Dataset records –
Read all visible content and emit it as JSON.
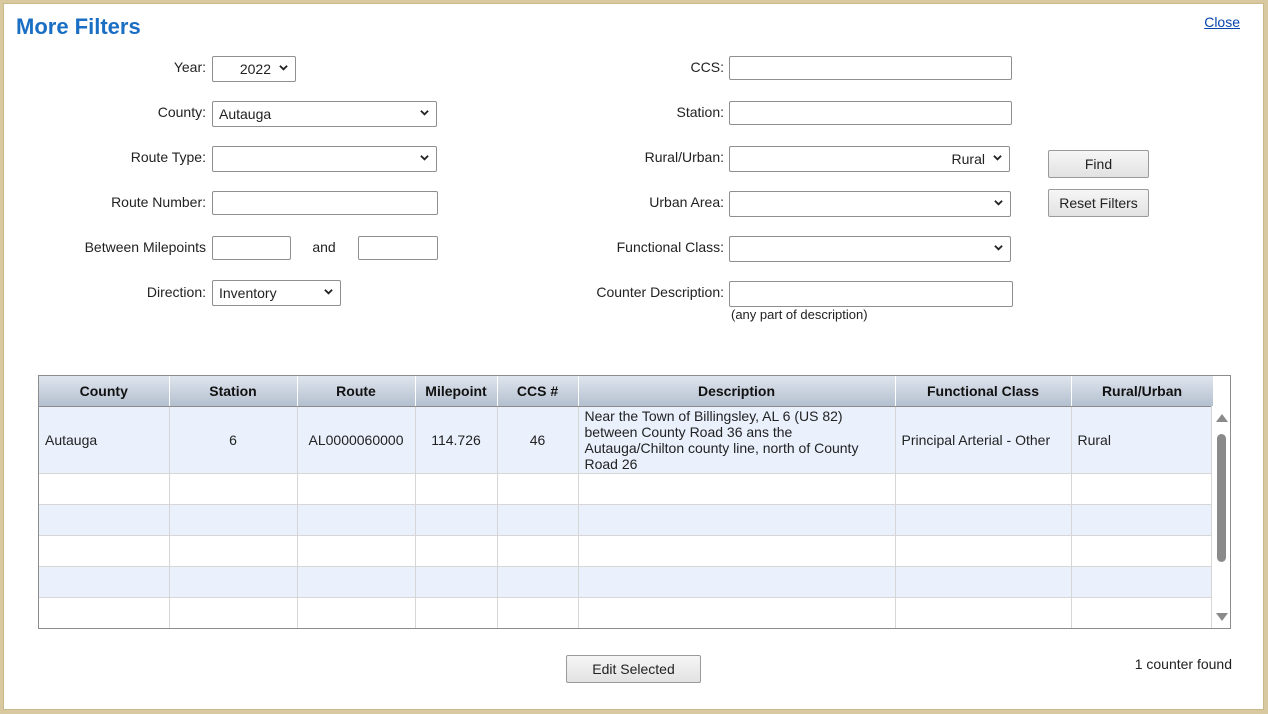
{
  "dialog": {
    "title": "More Filters",
    "close_label": "Close"
  },
  "filters": {
    "year": {
      "label": "Year:",
      "value": "2022"
    },
    "county": {
      "label": "County:",
      "value": "Autauga"
    },
    "route_type": {
      "label": "Route Type:",
      "value": ""
    },
    "route_number": {
      "label": "Route Number:",
      "value": ""
    },
    "between_milepoints": {
      "label": "Between Milepoints",
      "and_label": "and",
      "from": "",
      "to": ""
    },
    "direction": {
      "label": "Direction:",
      "value": "Inventory"
    },
    "ccs": {
      "label": "CCS:",
      "value": ""
    },
    "station": {
      "label": "Station:",
      "value": ""
    },
    "rural_urban": {
      "label": "Rural/Urban:",
      "value": "Rural"
    },
    "urban_area": {
      "label": "Urban Area:",
      "value": ""
    },
    "functional_class": {
      "label": "Functional Class:",
      "value": ""
    },
    "counter_description": {
      "label": "Counter Description:",
      "value": "",
      "hint": "(any part of description)"
    }
  },
  "buttons": {
    "find": "Find",
    "reset": "Reset Filters",
    "edit_selected": "Edit Selected"
  },
  "grid": {
    "columns": [
      "County",
      "Station",
      "Route",
      "Milepoint",
      "CCS #",
      "Description",
      "Functional Class",
      "Rural/Urban"
    ],
    "rows": [
      {
        "county": "Autauga",
        "station": "6",
        "route": "AL0000060000",
        "milepoint": "114.726",
        "ccs": "46",
        "description": "Near the Town of Billingsley, AL 6 (US 82) between County Road 36 ans the Autauga/Chilton county line, north of County Road 26",
        "functional_class": "Principal Arterial - Other",
        "rural_urban": "Rural"
      }
    ]
  },
  "status": {
    "count_text": "1 counter found"
  }
}
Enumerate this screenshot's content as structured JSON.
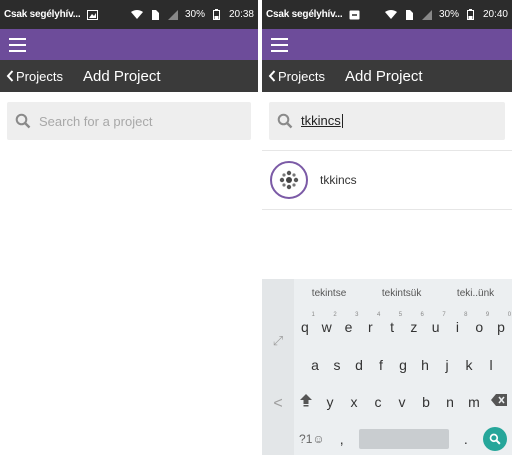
{
  "left": {
    "status": {
      "carrier": "Csak segélyhív...",
      "battery": "30%",
      "time": "20:38"
    },
    "subbar": {
      "back_label": "Projects",
      "title": "Add Project"
    },
    "search": {
      "placeholder": "Search for a project"
    }
  },
  "right": {
    "status": {
      "carrier": "Csak segélyhív...",
      "battery": "30%",
      "time": "20:40"
    },
    "subbar": {
      "back_label": "Projects",
      "title": "Add Project"
    },
    "search": {
      "value": "tkkincs"
    },
    "results": [
      {
        "name": "tkkincs"
      }
    ],
    "keyboard": {
      "suggestions": [
        "tekintse",
        "tekintsük",
        "teki..ünk"
      ],
      "row1": [
        {
          "key": "q",
          "hint": "1"
        },
        {
          "key": "w",
          "hint": "2"
        },
        {
          "key": "e",
          "hint": "3"
        },
        {
          "key": "r",
          "hint": "4"
        },
        {
          "key": "t",
          "hint": "5"
        },
        {
          "key": "z",
          "hint": "6"
        },
        {
          "key": "u",
          "hint": "7"
        },
        {
          "key": "i",
          "hint": "8"
        },
        {
          "key": "o",
          "hint": "9"
        },
        {
          "key": "p",
          "hint": "0"
        }
      ],
      "row2": [
        "a",
        "s",
        "d",
        "f",
        "g",
        "h",
        "j",
        "k",
        "l"
      ],
      "row3": [
        "y",
        "x",
        "c",
        "v",
        "b",
        "n",
        "m"
      ],
      "sym_key": "?1☺",
      "comma": ",",
      "period": ".",
      "side_keys": {
        "expand": "⤢",
        "back": "<"
      }
    }
  },
  "colors": {
    "appbar": "#6d4c9a",
    "subbar": "#3a3a3a",
    "statusbar": "#2c2c2c",
    "search_bg": "#eeeeee",
    "keyboard_bg": "#eceff1",
    "go_key": "#26a69a"
  },
  "icons": [
    "menu-icon",
    "chevron-left-icon",
    "search-icon",
    "wifi-icon",
    "signal-icon",
    "battery-icon",
    "image-icon",
    "shift-icon",
    "backspace-icon"
  ]
}
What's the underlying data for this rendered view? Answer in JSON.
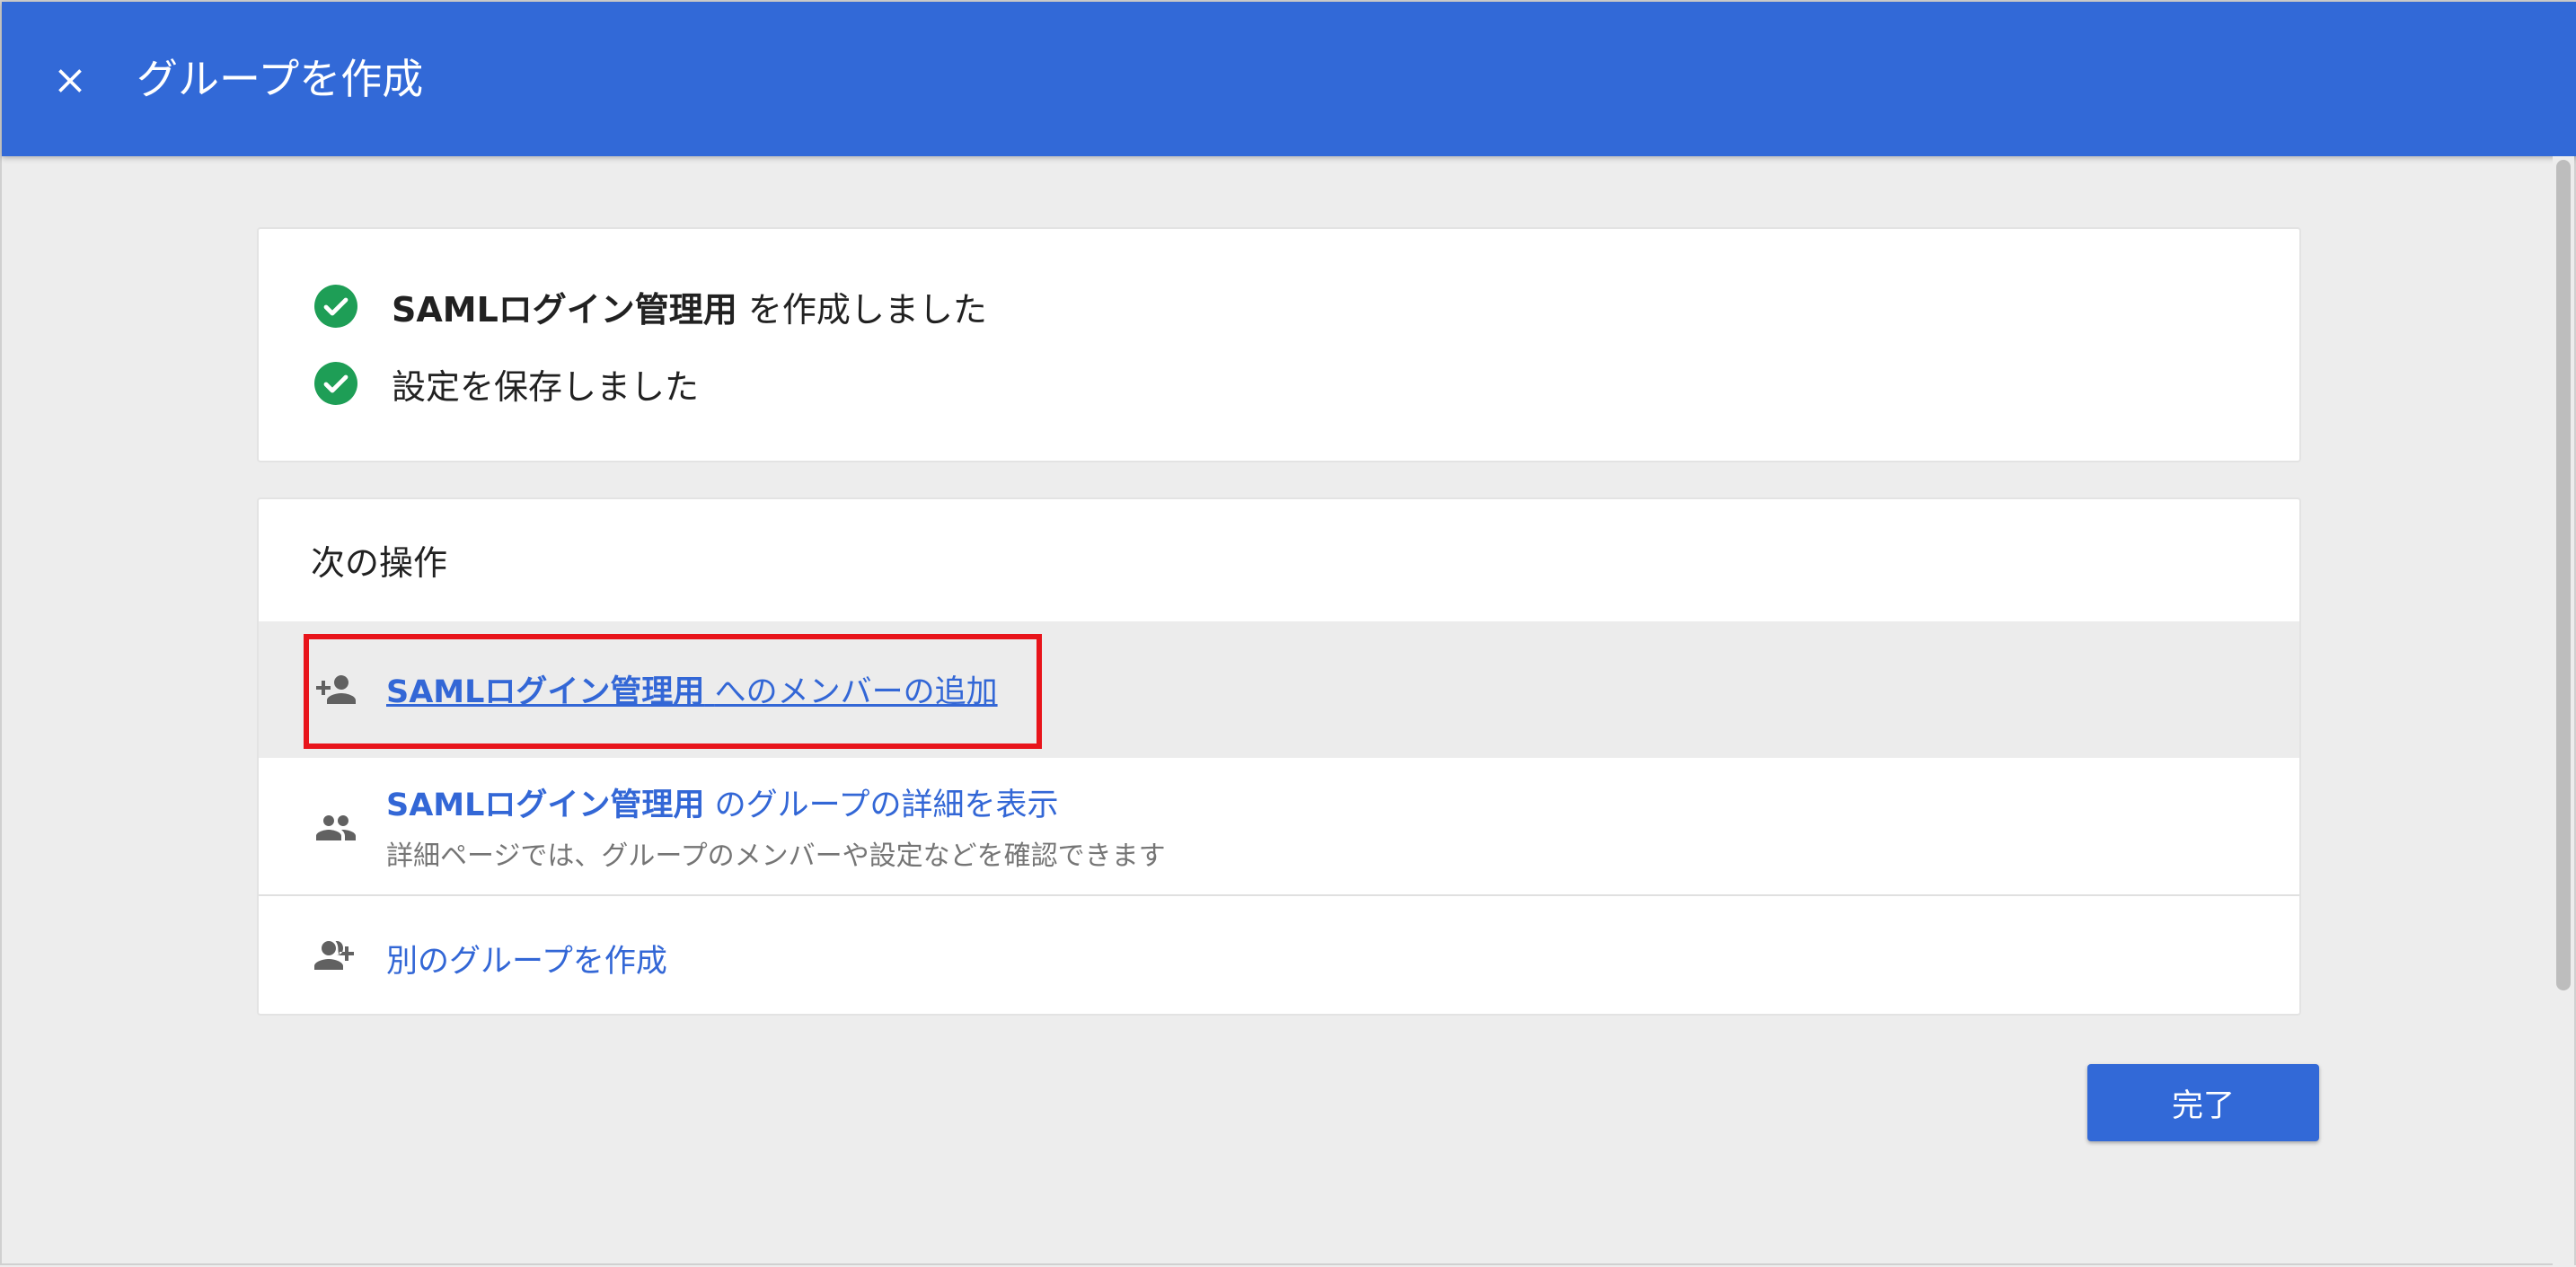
{
  "header": {
    "title": "グループを作成",
    "close_icon": "close-icon"
  },
  "colors": {
    "header_bg": "#3269d7",
    "success": "#1e9e56",
    "link": "#3367d6",
    "highlight": "#e8141b"
  },
  "status": {
    "items": [
      {
        "bold": "SAMLログイン管理用",
        "text": "を作成しました",
        "icon": "check-circle-icon"
      },
      {
        "bold": "",
        "text": "設定を保存しました",
        "icon": "check-circle-icon"
      }
    ]
  },
  "next_actions": {
    "title": "次の操作",
    "items": [
      {
        "bold": "SAMLログイン管理用",
        "text": "へのメンバーの追加",
        "icon": "person-add-icon"
      },
      {
        "bold": "SAMLログイン管理用",
        "text": "のグループの詳細を表示",
        "sub": "詳細ページでは、グループのメンバーや設定などを確認できます",
        "icon": "group-icon"
      },
      {
        "bold": "",
        "text": "別のグループを作成",
        "icon": "group-add-icon"
      }
    ]
  },
  "footer": {
    "done_label": "完了"
  }
}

Task to carry out – Output each line exactly; omit every picture.

Answer to the problem –
Read all visible content and emit it as JSON.
{
  "dialog": {
    "title": "More Filters",
    "close_label": "Close"
  },
  "filters": {
    "year": {
      "label": "Year:",
      "value": "2022"
    },
    "county": {
      "label": "County:",
      "value": "Autauga"
    },
    "route_type": {
      "label": "Route Type:",
      "value": ""
    },
    "route_number": {
      "label": "Route Number:",
      "value": ""
    },
    "between_milepoints": {
      "label": "Between Milepoints",
      "and_label": "and",
      "from": "",
      "to": ""
    },
    "direction": {
      "label": "Direction:",
      "value": "Inventory"
    },
    "ccs": {
      "label": "CCS:",
      "value": ""
    },
    "station": {
      "label": "Station:",
      "value": ""
    },
    "rural_urban": {
      "label": "Rural/Urban:",
      "value": "Rural"
    },
    "urban_area": {
      "label": "Urban Area:",
      "value": ""
    },
    "functional_class": {
      "label": "Functional Class:",
      "value": ""
    },
    "counter_description": {
      "label": "Counter Description:",
      "value": "",
      "hint": "(any part of description)"
    }
  },
  "buttons": {
    "find": "Find",
    "reset": "Reset Filters",
    "edit_selected": "Edit Selected"
  },
  "grid": {
    "columns": [
      "County",
      "Station",
      "Route",
      "Milepoint",
      "CCS #",
      "Description",
      "Functional Class",
      "Rural/Urban"
    ],
    "rows": [
      {
        "county": "Autauga",
        "station": "6",
        "route": "AL0000060000",
        "milepoint": "114.726",
        "ccs": "46",
        "description": "Near the Town of Billingsley, AL 6 (US 82) between County Road 36 ans the Autauga/Chilton county line, north of County Road 26",
        "functional_class": "Principal Arterial - Other",
        "rural_urban": "Rural"
      }
    ]
  },
  "status": {
    "count_text": "1 counter found"
  }
}
Enumerate this screenshot's content as structured JSON.
{
  "left": {
    "status": {
      "carrier": "Csak segélyhív...",
      "battery": "30%",
      "time": "20:38"
    },
    "subbar": {
      "back_label": "Projects",
      "title": "Add Project"
    },
    "search": {
      "placeholder": "Search for a project"
    }
  },
  "right": {
    "status": {
      "carrier": "Csak segélyhív...",
      "battery": "30%",
      "time": "20:40"
    },
    "subbar": {
      "back_label": "Projects",
      "title": "Add Project"
    },
    "search": {
      "value": "tkkincs"
    },
    "results": [
      {
        "name": "tkkincs"
      }
    ],
    "keyboard": {
      "suggestions": [
        "tekintse",
        "tekintsük",
        "teki..ünk"
      ],
      "row1": [
        {
          "key": "q",
          "hint": "1"
        },
        {
          "key": "w",
          "hint": "2"
        },
        {
          "key": "e",
          "hint": "3"
        },
        {
          "key": "r",
          "hint": "4"
        },
        {
          "key": "t",
          "hint": "5"
        },
        {
          "key": "z",
          "hint": "6"
        },
        {
          "key": "u",
          "hint": "7"
        },
        {
          "key": "i",
          "hint": "8"
        },
        {
          "key": "o",
          "hint": "9"
        },
        {
          "key": "p",
          "hint": "0"
        }
      ],
      "row2": [
        "a",
        "s",
        "d",
        "f",
        "g",
        "h",
        "j",
        "k",
        "l"
      ],
      "row3": [
        "y",
        "x",
        "c",
        "v",
        "b",
        "n",
        "m"
      ],
      "sym_key": "?1☺",
      "comma": ",",
      "period": ".",
      "side_keys": {
        "expand": "⤢",
        "back": "<"
      }
    }
  },
  "colors": {
    "appbar": "#6d4c9a",
    "subbar": "#3a3a3a",
    "statusbar": "#2c2c2c",
    "search_bg": "#eeeeee",
    "keyboard_bg": "#eceff1",
    "go_key": "#26a69a"
  },
  "icons": [
    "menu-icon",
    "chevron-left-icon",
    "search-icon",
    "wifi-icon",
    "signal-icon",
    "battery-icon",
    "image-icon",
    "shift-icon",
    "backspace-icon"
  ]
}
What's the underlying data for this rendered view? Answer in JSON.
{
  "header": {
    "title": "グループを作成",
    "close_icon": "close-icon"
  },
  "colors": {
    "header_bg": "#3269d7",
    "success": "#1e9e56",
    "link": "#3367d6",
    "highlight": "#e8141b"
  },
  "status": {
    "items": [
      {
        "bold": "SAMLログイン管理用",
        "text": "を作成しました",
        "icon": "check-circle-icon"
      },
      {
        "bold": "",
        "text": "設定を保存しました",
        "icon": "check-circle-icon"
      }
    ]
  },
  "next_actions": {
    "title": "次の操作",
    "items": [
      {
        "bold": "SAMLログイン管理用",
        "text": "へのメンバーの追加",
        "icon": "person-add-icon"
      },
      {
        "bold": "SAMLログイン管理用",
        "text": "のグループの詳細を表示",
        "sub": "詳細ページでは、グループのメンバーや設定などを確認できます",
        "icon": "group-icon"
      },
      {
        "bold": "",
        "text": "別のグループを作成",
        "icon": "group-add-icon"
      }
    ]
  },
  "footer": {
    "done_label": "完了"
  }
}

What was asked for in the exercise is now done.